----- Dataset rows -----
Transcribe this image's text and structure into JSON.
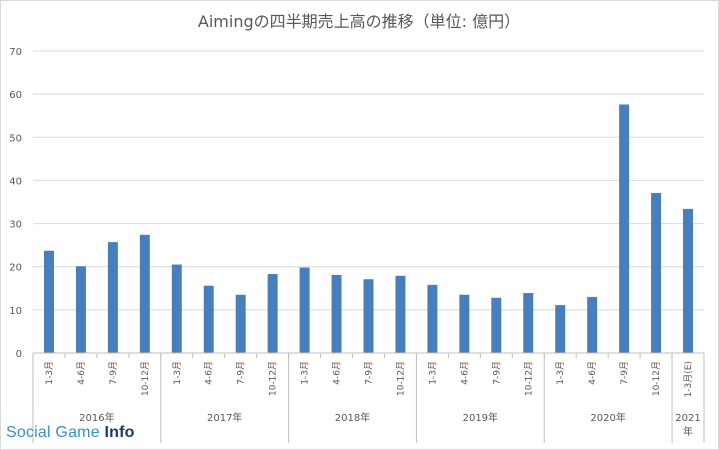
{
  "chart_data": {
    "type": "bar",
    "title": "Aimingの四半期売上高の推移（単位: 億円）",
    "xlabel": "",
    "ylabel": "",
    "ylim": [
      0,
      70
    ],
    "yticks": [
      "0",
      "10",
      "20",
      "30",
      "40",
      "50",
      "60",
      "70"
    ],
    "grid": true,
    "bar_color": "#4a7ebb",
    "groups": [
      {
        "label": "2016年",
        "categories": [
          "1-3月",
          "4-6月",
          "7-9月",
          "10-12月"
        ],
        "values": [
          23.7,
          20.1,
          25.7,
          27.4
        ]
      },
      {
        "label": "2017年",
        "categories": [
          "1-3月",
          "4-6月",
          "7-9月",
          "10-12月"
        ],
        "values": [
          20.5,
          15.6,
          13.5,
          18.3
        ]
      },
      {
        "label": "2018年",
        "categories": [
          "1-3月",
          "4-6月",
          "7-9月",
          "10-12月"
        ],
        "values": [
          19.8,
          18.1,
          17.1,
          17.9
        ]
      },
      {
        "label": "2019年",
        "categories": [
          "1-3月",
          "4-6月",
          "7-9月",
          "10-12月"
        ],
        "values": [
          15.8,
          13.5,
          12.8,
          13.9
        ]
      },
      {
        "label": "2020年",
        "categories": [
          "1-3月",
          "4-6月",
          "7-9月",
          "10-12月"
        ],
        "values": [
          11.1,
          13.0,
          57.6,
          37.1
        ]
      },
      {
        "label": "2021年",
        "categories": [
          "1-3月(E)"
        ],
        "values": [
          33.4
        ]
      }
    ]
  },
  "watermark": {
    "part1": "Social Game ",
    "part2": "Info"
  }
}
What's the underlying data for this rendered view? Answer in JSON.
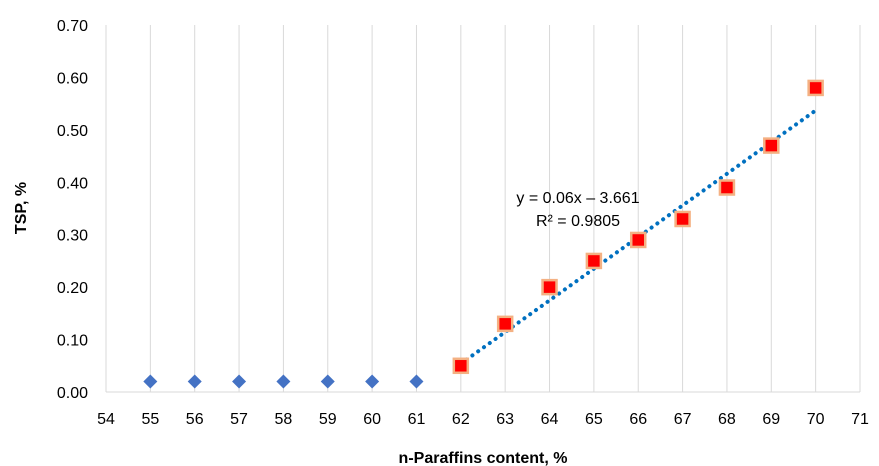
{
  "chart_data": {
    "type": "scatter",
    "title": "",
    "xlabel": "n-Paraffins content, %",
    "ylabel": "TSP, %",
    "xlim": [
      54,
      71
    ],
    "ylim": [
      0.0,
      0.7
    ],
    "x_ticks": [
      "54",
      "55",
      "56",
      "57",
      "58",
      "59",
      "60",
      "61",
      "62",
      "63",
      "64",
      "65",
      "66",
      "67",
      "68",
      "69",
      "70",
      "71"
    ],
    "y_ticks": [
      "0.00",
      "0.10",
      "0.20",
      "0.30",
      "0.40",
      "0.50",
      "0.60",
      "0.70"
    ],
    "grid": {
      "vertical": true,
      "horizontal": false
    },
    "legend": "none",
    "series": [
      {
        "marker": "diamond",
        "color": "#4472C4",
        "points": [
          [
            55,
            0.02
          ],
          [
            56,
            0.02
          ],
          [
            57,
            0.02
          ],
          [
            58,
            0.02
          ],
          [
            59,
            0.02
          ],
          [
            60,
            0.02
          ],
          [
            61,
            0.02
          ]
        ]
      },
      {
        "marker": "square",
        "color": "#FF0000",
        "edge_color": "#F4B183",
        "points": [
          [
            62,
            0.05
          ],
          [
            63,
            0.13
          ],
          [
            64,
            0.2
          ],
          [
            65,
            0.25
          ],
          [
            66,
            0.29
          ],
          [
            67,
            0.33
          ],
          [
            68,
            0.39
          ],
          [
            69,
            0.47
          ],
          [
            70,
            0.58
          ]
        ]
      }
    ],
    "trendline": {
      "style": "dotted",
      "color": "#0070C0",
      "x_range": [
        62,
        70
      ],
      "y_range": [
        0.054,
        0.537
      ]
    },
    "annotations": [
      "y = 0.06x – 3.661",
      "R² = 0.9805"
    ]
  }
}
-----
● **Exercise**:
Every line should be retyped exactly, with the pictures omitted.

● **Written answer**:
Transcribe this image's text and structure into JSON.
{
  "chart_data": {
    "type": "bar",
    "title": "Aimingの四半期売上高の推移（単位: 億円）",
    "xlabel": "",
    "ylabel": "",
    "ylim": [
      0,
      70
    ],
    "yticks": [
      "0",
      "10",
      "20",
      "30",
      "40",
      "50",
      "60",
      "70"
    ],
    "grid": true,
    "bar_color": "#4a7ebb",
    "groups": [
      {
        "label": "2016年",
        "categories": [
          "1-3月",
          "4-6月",
          "7-9月",
          "10-12月"
        ],
        "values": [
          23.7,
          20.1,
          25.7,
          27.4
        ]
      },
      {
        "label": "2017年",
        "categories": [
          "1-3月",
          "4-6月",
          "7-9月",
          "10-12月"
        ],
        "values": [
          20.5,
          15.6,
          13.5,
          18.3
        ]
      },
      {
        "label": "2018年",
        "categories": [
          "1-3月",
          "4-6月",
          "7-9月",
          "10-12月"
        ],
        "values": [
          19.8,
          18.1,
          17.1,
          17.9
        ]
      },
      {
        "label": "2019年",
        "categories": [
          "1-3月",
          "4-6月",
          "7-9月",
          "10-12月"
        ],
        "values": [
          15.8,
          13.5,
          12.8,
          13.9
        ]
      },
      {
        "label": "2020年",
        "categories": [
          "1-3月",
          "4-6月",
          "7-9月",
          "10-12月"
        ],
        "values": [
          11.1,
          13.0,
          57.6,
          37.1
        ]
      },
      {
        "label": "2021年",
        "categories": [
          "1-3月(E)"
        ],
        "values": [
          33.4
        ]
      }
    ]
  },
  "watermark": {
    "part1": "Social Game ",
    "part2": "Info"
  }
}
What's the underlying data for this rendered view? Answer in JSON.
{
  "chart_data": {
    "type": "scatter",
    "title": "",
    "xlabel": "n-Paraffins content, %",
    "ylabel": "TSP, %",
    "xlim": [
      54,
      71
    ],
    "ylim": [
      0.0,
      0.7
    ],
    "x_ticks": [
      "54",
      "55",
      "56",
      "57",
      "58",
      "59",
      "60",
      "61",
      "62",
      "63",
      "64",
      "65",
      "66",
      "67",
      "68",
      "69",
      "70",
      "71"
    ],
    "y_ticks": [
      "0.00",
      "0.10",
      "0.20",
      "0.30",
      "0.40",
      "0.50",
      "0.60",
      "0.70"
    ],
    "grid": {
      "vertical": true,
      "horizontal": false
    },
    "legend": "none",
    "series": [
      {
        "marker": "diamond",
        "color": "#4472C4",
        "points": [
          [
            55,
            0.02
          ],
          [
            56,
            0.02
          ],
          [
            57,
            0.02
          ],
          [
            58,
            0.02
          ],
          [
            59,
            0.02
          ],
          [
            60,
            0.02
          ],
          [
            61,
            0.02
          ]
        ]
      },
      {
        "marker": "square",
        "color": "#FF0000",
        "edge_color": "#F4B183",
        "points": [
          [
            62,
            0.05
          ],
          [
            63,
            0.13
          ],
          [
            64,
            0.2
          ],
          [
            65,
            0.25
          ],
          [
            66,
            0.29
          ],
          [
            67,
            0.33
          ],
          [
            68,
            0.39
          ],
          [
            69,
            0.47
          ],
          [
            70,
            0.58
          ]
        ]
      }
    ],
    "trendline": {
      "style": "dotted",
      "color": "#0070C0",
      "x_range": [
        62,
        70
      ],
      "y_range": [
        0.054,
        0.537
      ]
    },
    "annotations": [
      "y = 0.06x – 3.661",
      "R² = 0.9805"
    ]
  }
}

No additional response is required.